EXERCISE: Below are records to transcribe exactly, without their pictures.

RECORDS SHOWN:
/---

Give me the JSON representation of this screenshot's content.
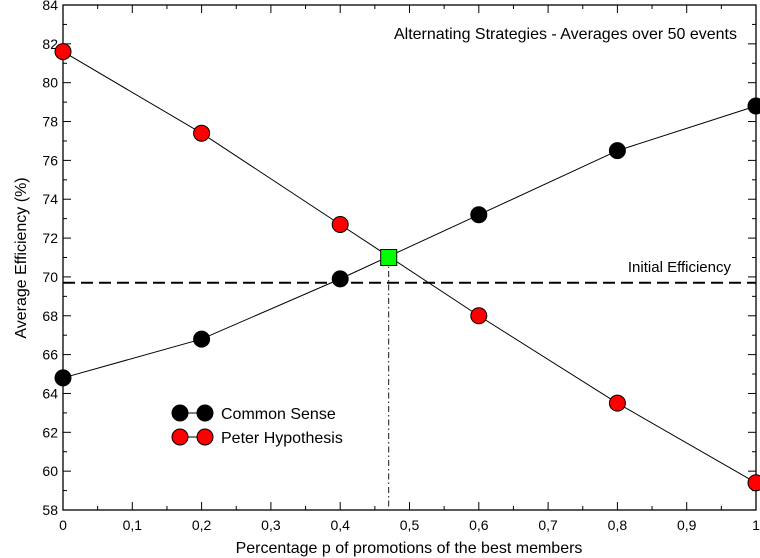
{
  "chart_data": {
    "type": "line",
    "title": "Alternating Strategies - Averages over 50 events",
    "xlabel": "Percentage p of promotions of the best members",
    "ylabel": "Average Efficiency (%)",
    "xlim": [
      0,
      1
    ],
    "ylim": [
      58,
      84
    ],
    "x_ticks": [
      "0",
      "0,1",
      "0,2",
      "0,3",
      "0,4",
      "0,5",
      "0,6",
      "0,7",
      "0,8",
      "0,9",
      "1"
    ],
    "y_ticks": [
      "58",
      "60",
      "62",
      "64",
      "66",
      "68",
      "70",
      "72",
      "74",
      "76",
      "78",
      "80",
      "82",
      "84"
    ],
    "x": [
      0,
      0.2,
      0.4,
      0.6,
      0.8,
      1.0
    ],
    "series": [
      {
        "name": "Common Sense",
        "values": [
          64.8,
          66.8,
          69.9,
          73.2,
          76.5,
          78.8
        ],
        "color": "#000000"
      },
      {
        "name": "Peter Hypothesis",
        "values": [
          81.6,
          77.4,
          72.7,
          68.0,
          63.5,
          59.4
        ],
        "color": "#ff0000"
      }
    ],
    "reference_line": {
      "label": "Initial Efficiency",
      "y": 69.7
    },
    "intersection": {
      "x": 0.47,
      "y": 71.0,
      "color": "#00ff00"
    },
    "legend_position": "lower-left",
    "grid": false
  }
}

\---

RESULT OF THE TASK:
Give me the JSON representation of this screenshot's content.
{
  "chart_data": {
    "type": "line",
    "title": "Alternating Strategies - Averages over 50 events",
    "xlabel": "Percentage p of promotions of the best members",
    "ylabel": "Average Efficiency (%)",
    "xlim": [
      0,
      1
    ],
    "ylim": [
      58,
      84
    ],
    "x_ticks": [
      "0",
      "0,1",
      "0,2",
      "0,3",
      "0,4",
      "0,5",
      "0,6",
      "0,7",
      "0,8",
      "0,9",
      "1"
    ],
    "y_ticks": [
      "58",
      "60",
      "62",
      "64",
      "66",
      "68",
      "70",
      "72",
      "74",
      "76",
      "78",
      "80",
      "82",
      "84"
    ],
    "x": [
      0,
      0.2,
      0.4,
      0.6,
      0.8,
      1.0
    ],
    "series": [
      {
        "name": "Common Sense",
        "values": [
          64.8,
          66.8,
          69.9,
          73.2,
          76.5,
          78.8
        ],
        "color": "#000000"
      },
      {
        "name": "Peter Hypothesis",
        "values": [
          81.6,
          77.4,
          72.7,
          68.0,
          63.5,
          59.4
        ],
        "color": "#ff0000"
      }
    ],
    "reference_line": {
      "label": "Initial Efficiency",
      "y": 69.7
    },
    "intersection": {
      "x": 0.47,
      "y": 71.0,
      "color": "#00ff00"
    },
    "legend_position": "lower-left",
    "grid": false
  }
}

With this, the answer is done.